BRIEF 1. From the page text, copy the passage that begins at the words "Preliminary results with" and stops after the words "so highly negatively-charged.".
BRIEF 2. In the page text, which protein is labeled P2?
BRIEF 3. Translate this sentence from the page text into Spanish: "Preliminary results with SDA for apo-KFFH (P1) and apo-1FTS (P2) indicate that the proteins are repelling each other because they are so highly negatively-charged."

PAGE TEXT Block Start

Preliminary results with SDA for apo-KFFH (P1) and apo-1FTS (P2) indicate that the proteins are repelling each other because they are so highly negatively-charged.

PAGE TEXT Block End
DATASET RECORDS Block Start

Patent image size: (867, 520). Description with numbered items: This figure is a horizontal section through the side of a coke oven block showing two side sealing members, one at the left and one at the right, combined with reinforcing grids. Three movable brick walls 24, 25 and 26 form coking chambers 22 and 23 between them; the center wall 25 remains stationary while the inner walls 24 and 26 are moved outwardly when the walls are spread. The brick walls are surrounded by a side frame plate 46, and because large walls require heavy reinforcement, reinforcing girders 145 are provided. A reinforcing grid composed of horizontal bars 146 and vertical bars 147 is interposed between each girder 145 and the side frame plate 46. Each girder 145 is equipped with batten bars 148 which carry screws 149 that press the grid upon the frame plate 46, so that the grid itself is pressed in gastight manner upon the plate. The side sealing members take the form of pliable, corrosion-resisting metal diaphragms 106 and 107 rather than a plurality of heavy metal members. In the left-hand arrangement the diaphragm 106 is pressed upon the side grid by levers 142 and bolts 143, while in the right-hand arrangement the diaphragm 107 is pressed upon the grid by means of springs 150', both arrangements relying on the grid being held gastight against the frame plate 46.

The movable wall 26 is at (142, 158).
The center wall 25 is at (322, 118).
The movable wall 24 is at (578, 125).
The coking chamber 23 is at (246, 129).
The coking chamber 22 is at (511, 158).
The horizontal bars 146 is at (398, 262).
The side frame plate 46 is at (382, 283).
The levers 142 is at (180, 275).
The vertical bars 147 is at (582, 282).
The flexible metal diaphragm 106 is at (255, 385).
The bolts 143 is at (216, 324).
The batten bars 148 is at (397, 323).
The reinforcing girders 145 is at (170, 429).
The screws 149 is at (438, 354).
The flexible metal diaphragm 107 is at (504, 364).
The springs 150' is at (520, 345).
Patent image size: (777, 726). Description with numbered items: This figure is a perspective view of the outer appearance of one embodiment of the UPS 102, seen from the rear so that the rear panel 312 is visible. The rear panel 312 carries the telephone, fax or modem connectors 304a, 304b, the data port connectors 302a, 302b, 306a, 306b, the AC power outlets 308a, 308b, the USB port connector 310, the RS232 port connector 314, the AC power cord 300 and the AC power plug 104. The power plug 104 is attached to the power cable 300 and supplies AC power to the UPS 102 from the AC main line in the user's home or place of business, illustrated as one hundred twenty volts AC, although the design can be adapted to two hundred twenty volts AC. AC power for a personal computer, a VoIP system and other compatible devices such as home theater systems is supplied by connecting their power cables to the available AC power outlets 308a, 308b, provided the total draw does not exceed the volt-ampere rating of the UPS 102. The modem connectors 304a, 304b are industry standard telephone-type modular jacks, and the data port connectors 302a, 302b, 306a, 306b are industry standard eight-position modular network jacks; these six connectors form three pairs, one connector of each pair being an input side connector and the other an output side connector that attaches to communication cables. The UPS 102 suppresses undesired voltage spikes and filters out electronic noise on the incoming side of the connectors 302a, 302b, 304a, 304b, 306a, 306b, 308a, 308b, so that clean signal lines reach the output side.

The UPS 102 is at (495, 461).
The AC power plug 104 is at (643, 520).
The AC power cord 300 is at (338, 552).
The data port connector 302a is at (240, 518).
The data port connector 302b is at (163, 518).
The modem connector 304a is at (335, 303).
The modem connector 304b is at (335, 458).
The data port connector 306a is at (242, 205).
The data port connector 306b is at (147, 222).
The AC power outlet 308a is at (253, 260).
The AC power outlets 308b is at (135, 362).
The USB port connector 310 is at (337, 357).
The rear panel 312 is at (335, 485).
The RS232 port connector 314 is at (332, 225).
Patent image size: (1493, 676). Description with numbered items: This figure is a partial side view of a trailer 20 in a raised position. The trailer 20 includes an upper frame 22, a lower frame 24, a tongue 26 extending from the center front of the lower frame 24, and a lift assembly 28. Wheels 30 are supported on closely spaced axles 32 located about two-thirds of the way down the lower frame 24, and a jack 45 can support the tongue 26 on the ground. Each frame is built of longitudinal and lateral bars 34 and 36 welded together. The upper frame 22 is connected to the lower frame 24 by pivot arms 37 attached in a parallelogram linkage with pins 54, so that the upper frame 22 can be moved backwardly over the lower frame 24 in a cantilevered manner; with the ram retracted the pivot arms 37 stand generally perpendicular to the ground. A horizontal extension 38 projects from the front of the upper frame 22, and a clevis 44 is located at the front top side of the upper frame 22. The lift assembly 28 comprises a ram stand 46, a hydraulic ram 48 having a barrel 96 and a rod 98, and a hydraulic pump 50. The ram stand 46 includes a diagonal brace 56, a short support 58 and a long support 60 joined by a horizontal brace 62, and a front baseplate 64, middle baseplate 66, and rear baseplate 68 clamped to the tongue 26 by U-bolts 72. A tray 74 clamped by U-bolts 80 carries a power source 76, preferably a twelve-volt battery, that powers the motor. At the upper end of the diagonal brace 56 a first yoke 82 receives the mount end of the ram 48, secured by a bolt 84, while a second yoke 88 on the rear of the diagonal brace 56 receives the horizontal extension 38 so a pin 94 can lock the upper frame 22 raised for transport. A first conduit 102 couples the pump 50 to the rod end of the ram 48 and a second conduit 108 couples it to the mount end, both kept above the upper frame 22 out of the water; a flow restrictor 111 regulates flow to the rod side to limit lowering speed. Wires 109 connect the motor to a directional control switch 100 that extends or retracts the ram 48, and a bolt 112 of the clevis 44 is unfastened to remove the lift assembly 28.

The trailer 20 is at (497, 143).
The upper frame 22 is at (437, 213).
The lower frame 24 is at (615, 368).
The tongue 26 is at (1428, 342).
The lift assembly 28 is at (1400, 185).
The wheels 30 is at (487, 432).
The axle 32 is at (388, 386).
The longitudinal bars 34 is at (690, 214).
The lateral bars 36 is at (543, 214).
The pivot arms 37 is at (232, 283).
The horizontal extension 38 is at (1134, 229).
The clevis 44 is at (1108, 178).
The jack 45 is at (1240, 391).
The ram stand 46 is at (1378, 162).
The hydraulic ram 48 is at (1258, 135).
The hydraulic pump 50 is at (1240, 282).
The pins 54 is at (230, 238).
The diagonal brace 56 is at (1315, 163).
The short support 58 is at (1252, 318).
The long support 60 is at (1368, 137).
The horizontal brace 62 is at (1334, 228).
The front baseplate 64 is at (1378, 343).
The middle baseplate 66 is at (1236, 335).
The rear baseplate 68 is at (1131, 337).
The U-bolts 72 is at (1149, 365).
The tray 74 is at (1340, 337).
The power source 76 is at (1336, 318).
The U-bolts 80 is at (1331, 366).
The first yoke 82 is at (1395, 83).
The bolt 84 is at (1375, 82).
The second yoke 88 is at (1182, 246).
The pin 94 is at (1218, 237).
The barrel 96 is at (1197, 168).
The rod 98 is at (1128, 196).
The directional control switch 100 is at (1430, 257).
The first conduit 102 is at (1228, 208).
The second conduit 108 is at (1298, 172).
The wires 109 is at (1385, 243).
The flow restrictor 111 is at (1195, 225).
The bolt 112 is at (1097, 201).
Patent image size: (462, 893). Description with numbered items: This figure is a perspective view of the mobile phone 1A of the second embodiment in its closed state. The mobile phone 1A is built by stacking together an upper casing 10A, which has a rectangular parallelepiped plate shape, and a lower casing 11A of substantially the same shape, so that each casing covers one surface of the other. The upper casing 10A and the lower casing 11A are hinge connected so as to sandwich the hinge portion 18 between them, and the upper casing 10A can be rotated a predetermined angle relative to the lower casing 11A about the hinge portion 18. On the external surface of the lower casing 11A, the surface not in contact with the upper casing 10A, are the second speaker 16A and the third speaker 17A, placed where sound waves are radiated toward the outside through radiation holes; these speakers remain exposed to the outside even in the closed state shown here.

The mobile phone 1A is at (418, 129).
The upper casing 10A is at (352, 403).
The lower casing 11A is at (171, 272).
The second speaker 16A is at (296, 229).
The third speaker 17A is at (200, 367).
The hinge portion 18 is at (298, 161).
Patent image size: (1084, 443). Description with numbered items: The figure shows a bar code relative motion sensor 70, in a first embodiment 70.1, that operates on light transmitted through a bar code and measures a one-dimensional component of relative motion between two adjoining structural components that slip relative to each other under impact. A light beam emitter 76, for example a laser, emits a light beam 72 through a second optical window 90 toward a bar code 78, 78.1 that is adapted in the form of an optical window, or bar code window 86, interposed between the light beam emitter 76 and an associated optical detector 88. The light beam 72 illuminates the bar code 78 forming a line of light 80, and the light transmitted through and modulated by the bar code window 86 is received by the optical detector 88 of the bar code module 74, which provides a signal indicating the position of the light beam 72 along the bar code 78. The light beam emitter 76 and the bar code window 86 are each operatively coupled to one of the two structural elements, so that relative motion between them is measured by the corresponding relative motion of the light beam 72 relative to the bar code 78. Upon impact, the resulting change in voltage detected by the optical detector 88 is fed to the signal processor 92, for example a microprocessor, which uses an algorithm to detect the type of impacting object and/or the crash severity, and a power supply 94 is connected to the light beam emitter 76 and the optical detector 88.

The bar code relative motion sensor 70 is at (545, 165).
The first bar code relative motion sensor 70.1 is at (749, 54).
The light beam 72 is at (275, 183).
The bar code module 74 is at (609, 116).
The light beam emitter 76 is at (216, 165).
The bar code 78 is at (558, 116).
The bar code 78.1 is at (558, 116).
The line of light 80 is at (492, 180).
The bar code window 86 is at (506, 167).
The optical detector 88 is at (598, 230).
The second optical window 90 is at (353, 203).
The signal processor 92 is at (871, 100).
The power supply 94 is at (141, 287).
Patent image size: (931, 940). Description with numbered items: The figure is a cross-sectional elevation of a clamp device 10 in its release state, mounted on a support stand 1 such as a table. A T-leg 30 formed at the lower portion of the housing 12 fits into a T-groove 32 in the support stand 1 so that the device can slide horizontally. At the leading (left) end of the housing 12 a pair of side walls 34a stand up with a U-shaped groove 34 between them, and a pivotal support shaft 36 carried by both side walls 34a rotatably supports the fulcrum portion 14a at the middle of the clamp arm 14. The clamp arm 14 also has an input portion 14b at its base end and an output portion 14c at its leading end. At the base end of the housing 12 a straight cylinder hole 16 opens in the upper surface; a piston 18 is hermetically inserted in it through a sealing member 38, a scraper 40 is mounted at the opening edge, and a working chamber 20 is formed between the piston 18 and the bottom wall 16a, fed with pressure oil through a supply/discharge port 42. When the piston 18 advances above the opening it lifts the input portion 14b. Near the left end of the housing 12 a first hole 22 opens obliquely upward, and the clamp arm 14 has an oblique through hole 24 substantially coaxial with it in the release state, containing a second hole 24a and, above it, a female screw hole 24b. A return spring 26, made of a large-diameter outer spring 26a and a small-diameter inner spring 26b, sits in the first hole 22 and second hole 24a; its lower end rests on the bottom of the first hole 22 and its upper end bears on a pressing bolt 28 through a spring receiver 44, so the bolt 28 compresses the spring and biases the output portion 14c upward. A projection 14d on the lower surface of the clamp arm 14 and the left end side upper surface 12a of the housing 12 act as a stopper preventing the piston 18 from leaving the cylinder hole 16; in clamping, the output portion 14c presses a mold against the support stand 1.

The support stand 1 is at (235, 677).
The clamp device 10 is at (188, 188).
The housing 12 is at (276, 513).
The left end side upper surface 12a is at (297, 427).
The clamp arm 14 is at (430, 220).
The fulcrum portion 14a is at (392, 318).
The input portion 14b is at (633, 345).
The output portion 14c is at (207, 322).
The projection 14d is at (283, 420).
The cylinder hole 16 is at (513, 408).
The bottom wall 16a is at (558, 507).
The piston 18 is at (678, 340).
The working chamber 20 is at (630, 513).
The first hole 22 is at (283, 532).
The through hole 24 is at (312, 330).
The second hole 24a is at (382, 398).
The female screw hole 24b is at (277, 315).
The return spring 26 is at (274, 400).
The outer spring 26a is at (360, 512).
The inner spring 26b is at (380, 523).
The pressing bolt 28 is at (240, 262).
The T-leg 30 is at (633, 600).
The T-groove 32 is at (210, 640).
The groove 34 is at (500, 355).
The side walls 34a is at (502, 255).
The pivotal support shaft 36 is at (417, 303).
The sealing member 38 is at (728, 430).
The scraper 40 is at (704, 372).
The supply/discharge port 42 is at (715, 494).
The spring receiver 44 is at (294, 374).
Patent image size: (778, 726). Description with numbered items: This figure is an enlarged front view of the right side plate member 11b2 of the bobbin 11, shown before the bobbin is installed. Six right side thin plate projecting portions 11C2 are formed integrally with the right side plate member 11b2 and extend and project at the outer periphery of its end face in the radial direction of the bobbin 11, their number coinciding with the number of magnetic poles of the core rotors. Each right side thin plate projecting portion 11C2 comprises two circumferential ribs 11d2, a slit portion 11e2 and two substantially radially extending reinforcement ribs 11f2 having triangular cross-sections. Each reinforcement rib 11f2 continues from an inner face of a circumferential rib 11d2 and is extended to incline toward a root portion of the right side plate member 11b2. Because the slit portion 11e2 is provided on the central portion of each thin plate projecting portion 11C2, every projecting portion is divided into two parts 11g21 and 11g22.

DATASET RECORDS Block End

ANSWER BOX 1.
Preliminary results with SDA for apo-KFFH (P1) and apo-1FTS (P2) indicate that the proteins are repelling each other because they are so highly negatively-charged.

ANSWER BOX 2. apo-1FTS

ANSWER BOX 3. Los resultados preliminares con SDA para apo-KFFH (P1) y apo-1FTS (P2) indican que las proteínas se repelen entre sí porque tienen una carga negativa muy elevada.